Figure record listings:
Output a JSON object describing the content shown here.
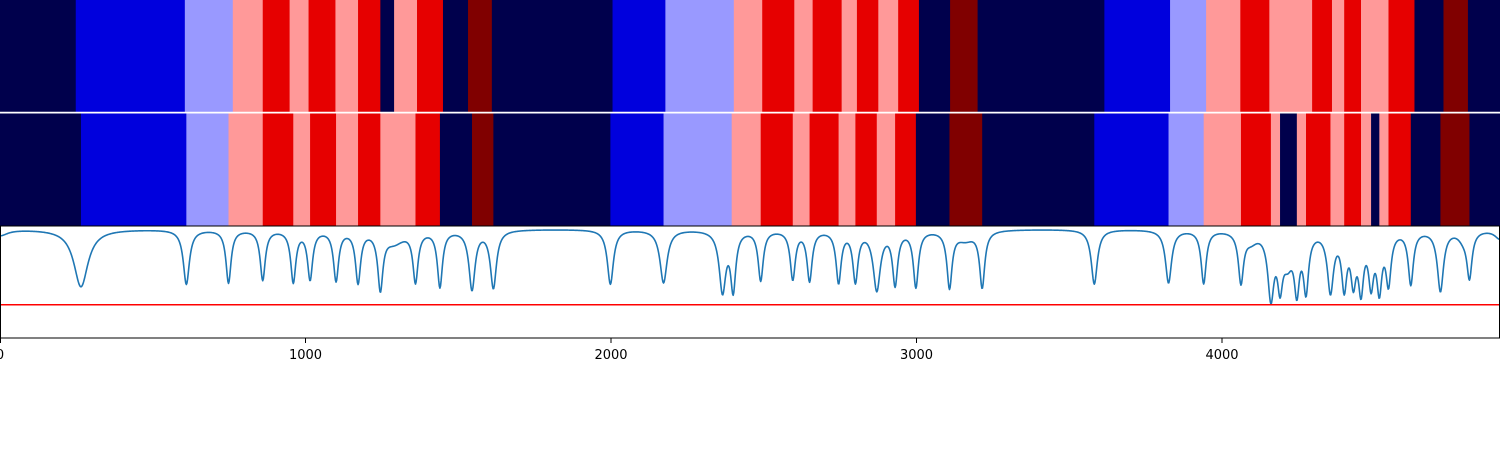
{
  "chart_data": [
    {
      "type": "heatmap",
      "name": "segmentation-track-top",
      "colors": {
        "0": "#00004c",
        "1": "#0000dd",
        "2": "#9999ff",
        "3": "#ff9999",
        "4": "#e60000",
        "5": "#800000"
      },
      "segments": [
        [
          0,
          248,
          0
        ],
        [
          248,
          605,
          1
        ],
        [
          605,
          762,
          2
        ],
        [
          762,
          860,
          3
        ],
        [
          860,
          948,
          4
        ],
        [
          948,
          1010,
          3
        ],
        [
          1010,
          1098,
          4
        ],
        [
          1098,
          1172,
          3
        ],
        [
          1172,
          1245,
          4
        ],
        [
          1245,
          1290,
          0
        ],
        [
          1290,
          1365,
          3
        ],
        [
          1365,
          1450,
          4
        ],
        [
          1450,
          1532,
          0
        ],
        [
          1532,
          1610,
          5
        ],
        [
          1610,
          2005,
          0
        ],
        [
          2005,
          2178,
          1
        ],
        [
          2178,
          2402,
          2
        ],
        [
          2402,
          2495,
          3
        ],
        [
          2495,
          2600,
          4
        ],
        [
          2600,
          2660,
          3
        ],
        [
          2660,
          2755,
          4
        ],
        [
          2755,
          2805,
          3
        ],
        [
          2805,
          2875,
          4
        ],
        [
          2875,
          2940,
          3
        ],
        [
          2940,
          3008,
          4
        ],
        [
          3008,
          3110,
          0
        ],
        [
          3110,
          3200,
          5
        ],
        [
          3200,
          3615,
          0
        ],
        [
          3615,
          3830,
          1
        ],
        [
          3830,
          3948,
          2
        ],
        [
          3948,
          4060,
          3
        ],
        [
          4060,
          4155,
          4
        ],
        [
          4155,
          4295,
          3
        ],
        [
          4295,
          4360,
          4
        ],
        [
          4360,
          4400,
          3
        ],
        [
          4400,
          4455,
          4
        ],
        [
          4455,
          4545,
          3
        ],
        [
          4545,
          4630,
          4
        ],
        [
          4630,
          4725,
          0
        ],
        [
          4725,
          4805,
          5
        ],
        [
          4805,
          4910,
          0
        ]
      ]
    },
    {
      "type": "heatmap",
      "name": "segmentation-track-bottom",
      "colors": {
        "0": "#00004c",
        "1": "#0000dd",
        "2": "#9999ff",
        "3": "#ff9999",
        "4": "#e60000",
        "5": "#800000"
      },
      "segments": [
        [
          0,
          265,
          0
        ],
        [
          265,
          610,
          1
        ],
        [
          610,
          748,
          2
        ],
        [
          748,
          860,
          3
        ],
        [
          860,
          960,
          4
        ],
        [
          960,
          1015,
          3
        ],
        [
          1015,
          1100,
          4
        ],
        [
          1100,
          1172,
          3
        ],
        [
          1172,
          1245,
          4
        ],
        [
          1245,
          1360,
          3
        ],
        [
          1360,
          1440,
          4
        ],
        [
          1440,
          1545,
          0
        ],
        [
          1545,
          1615,
          5
        ],
        [
          1615,
          1998,
          0
        ],
        [
          1998,
          2172,
          1
        ],
        [
          2172,
          2395,
          2
        ],
        [
          2395,
          2490,
          3
        ],
        [
          2490,
          2595,
          4
        ],
        [
          2595,
          2650,
          3
        ],
        [
          2650,
          2745,
          4
        ],
        [
          2745,
          2800,
          3
        ],
        [
          2800,
          2870,
          4
        ],
        [
          2870,
          2930,
          3
        ],
        [
          2930,
          2998,
          4
        ],
        [
          2998,
          3108,
          0
        ],
        [
          3108,
          3215,
          5
        ],
        [
          3215,
          3582,
          0
        ],
        [
          3582,
          3825,
          1
        ],
        [
          3825,
          3940,
          2
        ],
        [
          3940,
          4062,
          3
        ],
        [
          4062,
          4160,
          4
        ],
        [
          4160,
          4190,
          3
        ],
        [
          4190,
          4245,
          0
        ],
        [
          4245,
          4275,
          3
        ],
        [
          4275,
          4355,
          4
        ],
        [
          4355,
          4400,
          3
        ],
        [
          4400,
          4455,
          4
        ],
        [
          4455,
          4488,
          3
        ],
        [
          4488,
          4515,
          0
        ],
        [
          4515,
          4545,
          3
        ],
        [
          4545,
          4618,
          4
        ],
        [
          4618,
          4715,
          0
        ],
        [
          4715,
          4810,
          5
        ],
        [
          4810,
          4910,
          0
        ]
      ]
    },
    {
      "type": "line",
      "name": "signal-panel",
      "xlim": [
        0,
        4910
      ],
      "ylim": [
        -0.72,
        0.02
      ],
      "xticks": [
        0,
        1000,
        2000,
        3000,
        4000
      ],
      "xtick_labels": [
        "0",
        "1000",
        "2000",
        "3000",
        "4000"
      ],
      "threshold": -0.5,
      "line_color": "#1f77b4",
      "threshold_color": "#ff0000",
      "baseline": 0,
      "dips": [
        [
          0,
          -0.04,
          30
        ],
        [
          265,
          -0.38,
          28
        ],
        [
          610,
          -0.36,
          12
        ],
        [
          748,
          -0.35,
          10
        ],
        [
          860,
          -0.33,
          10
        ],
        [
          960,
          -0.34,
          10
        ],
        [
          1015,
          -0.32,
          10
        ],
        [
          1100,
          -0.33,
          10
        ],
        [
          1172,
          -0.34,
          10
        ],
        [
          1245,
          -0.37,
          10
        ],
        [
          1290,
          -0.08,
          40
        ],
        [
          1360,
          -0.33,
          10
        ],
        [
          1440,
          -0.37,
          10
        ],
        [
          1545,
          -0.39,
          12
        ],
        [
          1615,
          -0.38,
          12
        ],
        [
          1998,
          -0.36,
          12
        ],
        [
          2172,
          -0.35,
          14
        ],
        [
          2365,
          -0.4,
          13
        ],
        [
          2400,
          -0.38,
          10
        ],
        [
          2490,
          -0.33,
          10
        ],
        [
          2595,
          -0.32,
          10
        ],
        [
          2650,
          -0.33,
          10
        ],
        [
          2745,
          -0.34,
          10
        ],
        [
          2800,
          -0.33,
          10
        ],
        [
          2870,
          -0.39,
          14
        ],
        [
          2930,
          -0.35,
          10
        ],
        [
          2998,
          -0.37,
          10
        ],
        [
          3108,
          -0.37,
          10
        ],
        [
          3160,
          -0.06,
          35
        ],
        [
          3215,
          -0.37,
          10
        ],
        [
          3582,
          -0.36,
          12
        ],
        [
          3825,
          -0.35,
          12
        ],
        [
          3940,
          -0.35,
          10
        ],
        [
          4062,
          -0.33,
          10
        ],
        [
          4095,
          -0.06,
          25
        ],
        [
          4160,
          -0.42,
          12
        ],
        [
          4190,
          -0.3,
          10
        ],
        [
          4215,
          -0.18,
          20
        ],
        [
          4245,
          -0.35,
          10
        ],
        [
          4275,
          -0.37,
          10
        ],
        [
          4355,
          -0.39,
          12
        ],
        [
          4400,
          -0.35,
          10
        ],
        [
          4430,
          -0.3,
          10
        ],
        [
          4455,
          -0.36,
          10
        ],
        [
          4488,
          -0.32,
          10
        ],
        [
          4515,
          -0.36,
          10
        ],
        [
          4545,
          -0.33,
          10
        ],
        [
          4618,
          -0.35,
          10
        ],
        [
          4715,
          -0.4,
          12
        ],
        [
          4790,
          -0.05,
          20
        ],
        [
          4810,
          -0.3,
          10
        ],
        [
          4910,
          -0.06,
          20
        ]
      ]
    }
  ]
}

Written request: Without including any picture, retype the entries exactly.

Written response:
Output a JSON object describing the content shown here.
{
  "chart_data": [
    {
      "type": "heatmap",
      "name": "segmentation-track-top",
      "colors": {
        "0": "#00004c",
        "1": "#0000dd",
        "2": "#9999ff",
        "3": "#ff9999",
        "4": "#e60000",
        "5": "#800000"
      },
      "segments": [
        [
          0,
          248,
          0
        ],
        [
          248,
          605,
          1
        ],
        [
          605,
          762,
          2
        ],
        [
          762,
          860,
          3
        ],
        [
          860,
          948,
          4
        ],
        [
          948,
          1010,
          3
        ],
        [
          1010,
          1098,
          4
        ],
        [
          1098,
          1172,
          3
        ],
        [
          1172,
          1245,
          4
        ],
        [
          1245,
          1290,
          0
        ],
        [
          1290,
          1365,
          3
        ],
        [
          1365,
          1450,
          4
        ],
        [
          1450,
          1532,
          0
        ],
        [
          1532,
          1610,
          5
        ],
        [
          1610,
          2005,
          0
        ],
        [
          2005,
          2178,
          1
        ],
        [
          2178,
          2402,
          2
        ],
        [
          2402,
          2495,
          3
        ],
        [
          2495,
          2600,
          4
        ],
        [
          2600,
          2660,
          3
        ],
        [
          2660,
          2755,
          4
        ],
        [
          2755,
          2805,
          3
        ],
        [
          2805,
          2875,
          4
        ],
        [
          2875,
          2940,
          3
        ],
        [
          2940,
          3008,
          4
        ],
        [
          3008,
          3110,
          0
        ],
        [
          3110,
          3200,
          5
        ],
        [
          3200,
          3615,
          0
        ],
        [
          3615,
          3830,
          1
        ],
        [
          3830,
          3948,
          2
        ],
        [
          3948,
          4060,
          3
        ],
        [
          4060,
          4155,
          4
        ],
        [
          4155,
          4295,
          3
        ],
        [
          4295,
          4360,
          4
        ],
        [
          4360,
          4400,
          3
        ],
        [
          4400,
          4455,
          4
        ],
        [
          4455,
          4545,
          3
        ],
        [
          4545,
          4630,
          4
        ],
        [
          4630,
          4725,
          0
        ],
        [
          4725,
          4805,
          5
        ],
        [
          4805,
          4910,
          0
        ]
      ]
    },
    {
      "type": "heatmap",
      "name": "segmentation-track-bottom",
      "colors": {
        "0": "#00004c",
        "1": "#0000dd",
        "2": "#9999ff",
        "3": "#ff9999",
        "4": "#e60000",
        "5": "#800000"
      },
      "segments": [
        [
          0,
          265,
          0
        ],
        [
          265,
          610,
          1
        ],
        [
          610,
          748,
          2
        ],
        [
          748,
          860,
          3
        ],
        [
          860,
          960,
          4
        ],
        [
          960,
          1015,
          3
        ],
        [
          1015,
          1100,
          4
        ],
        [
          1100,
          1172,
          3
        ],
        [
          1172,
          1245,
          4
        ],
        [
          1245,
          1360,
          3
        ],
        [
          1360,
          1440,
          4
        ],
        [
          1440,
          1545,
          0
        ],
        [
          1545,
          1615,
          5
        ],
        [
          1615,
          1998,
          0
        ],
        [
          1998,
          2172,
          1
        ],
        [
          2172,
          2395,
          2
        ],
        [
          2395,
          2490,
          3
        ],
        [
          2490,
          2595,
          4
        ],
        [
          2595,
          2650,
          3
        ],
        [
          2650,
          2745,
          4
        ],
        [
          2745,
          2800,
          3
        ],
        [
          2800,
          2870,
          4
        ],
        [
          2870,
          2930,
          3
        ],
        [
          2930,
          2998,
          4
        ],
        [
          2998,
          3108,
          0
        ],
        [
          3108,
          3215,
          5
        ],
        [
          3215,
          3582,
          0
        ],
        [
          3582,
          3825,
          1
        ],
        [
          3825,
          3940,
          2
        ],
        [
          3940,
          4062,
          3
        ],
        [
          4062,
          4160,
          4
        ],
        [
          4160,
          4190,
          3
        ],
        [
          4190,
          4245,
          0
        ],
        [
          4245,
          4275,
          3
        ],
        [
          4275,
          4355,
          4
        ],
        [
          4355,
          4400,
          3
        ],
        [
          4400,
          4455,
          4
        ],
        [
          4455,
          4488,
          3
        ],
        [
          4488,
          4515,
          0
        ],
        [
          4515,
          4545,
          3
        ],
        [
          4545,
          4618,
          4
        ],
        [
          4618,
          4715,
          0
        ],
        [
          4715,
          4810,
          5
        ],
        [
          4810,
          4910,
          0
        ]
      ]
    },
    {
      "type": "line",
      "name": "signal-panel",
      "xlim": [
        0,
        4910
      ],
      "ylim": [
        -0.72,
        0.02
      ],
      "xticks": [
        0,
        1000,
        2000,
        3000,
        4000
      ],
      "xtick_labels": [
        "0",
        "1000",
        "2000",
        "3000",
        "4000"
      ],
      "threshold": -0.5,
      "line_color": "#1f77b4",
      "threshold_color": "#ff0000",
      "baseline": 0,
      "dips": [
        [
          0,
          -0.04,
          30
        ],
        [
          265,
          -0.38,
          28
        ],
        [
          610,
          -0.36,
          12
        ],
        [
          748,
          -0.35,
          10
        ],
        [
          860,
          -0.33,
          10
        ],
        [
          960,
          -0.34,
          10
        ],
        [
          1015,
          -0.32,
          10
        ],
        [
          1100,
          -0.33,
          10
        ],
        [
          1172,
          -0.34,
          10
        ],
        [
          1245,
          -0.37,
          10
        ],
        [
          1290,
          -0.08,
          40
        ],
        [
          1360,
          -0.33,
          10
        ],
        [
          1440,
          -0.37,
          10
        ],
        [
          1545,
          -0.39,
          12
        ],
        [
          1615,
          -0.38,
          12
        ],
        [
          1998,
          -0.36,
          12
        ],
        [
          2172,
          -0.35,
          14
        ],
        [
          2365,
          -0.4,
          13
        ],
        [
          2400,
          -0.38,
          10
        ],
        [
          2490,
          -0.33,
          10
        ],
        [
          2595,
          -0.32,
          10
        ],
        [
          2650,
          -0.33,
          10
        ],
        [
          2745,
          -0.34,
          10
        ],
        [
          2800,
          -0.33,
          10
        ],
        [
          2870,
          -0.39,
          14
        ],
        [
          2930,
          -0.35,
          10
        ],
        [
          2998,
          -0.37,
          10
        ],
        [
          3108,
          -0.37,
          10
        ],
        [
          3160,
          -0.06,
          35
        ],
        [
          3215,
          -0.37,
          10
        ],
        [
          3582,
          -0.36,
          12
        ],
        [
          3825,
          -0.35,
          12
        ],
        [
          3940,
          -0.35,
          10
        ],
        [
          4062,
          -0.33,
          10
        ],
        [
          4095,
          -0.06,
          25
        ],
        [
          4160,
          -0.42,
          12
        ],
        [
          4190,
          -0.3,
          10
        ],
        [
          4215,
          -0.18,
          20
        ],
        [
          4245,
          -0.35,
          10
        ],
        [
          4275,
          -0.37,
          10
        ],
        [
          4355,
          -0.39,
          12
        ],
        [
          4400,
          -0.35,
          10
        ],
        [
          4430,
          -0.3,
          10
        ],
        [
          4455,
          -0.36,
          10
        ],
        [
          4488,
          -0.32,
          10
        ],
        [
          4515,
          -0.36,
          10
        ],
        [
          4545,
          -0.33,
          10
        ],
        [
          4618,
          -0.35,
          10
        ],
        [
          4715,
          -0.4,
          12
        ],
        [
          4790,
          -0.05,
          20
        ],
        [
          4810,
          -0.3,
          10
        ],
        [
          4910,
          -0.06,
          20
        ]
      ]
    }
  ]
}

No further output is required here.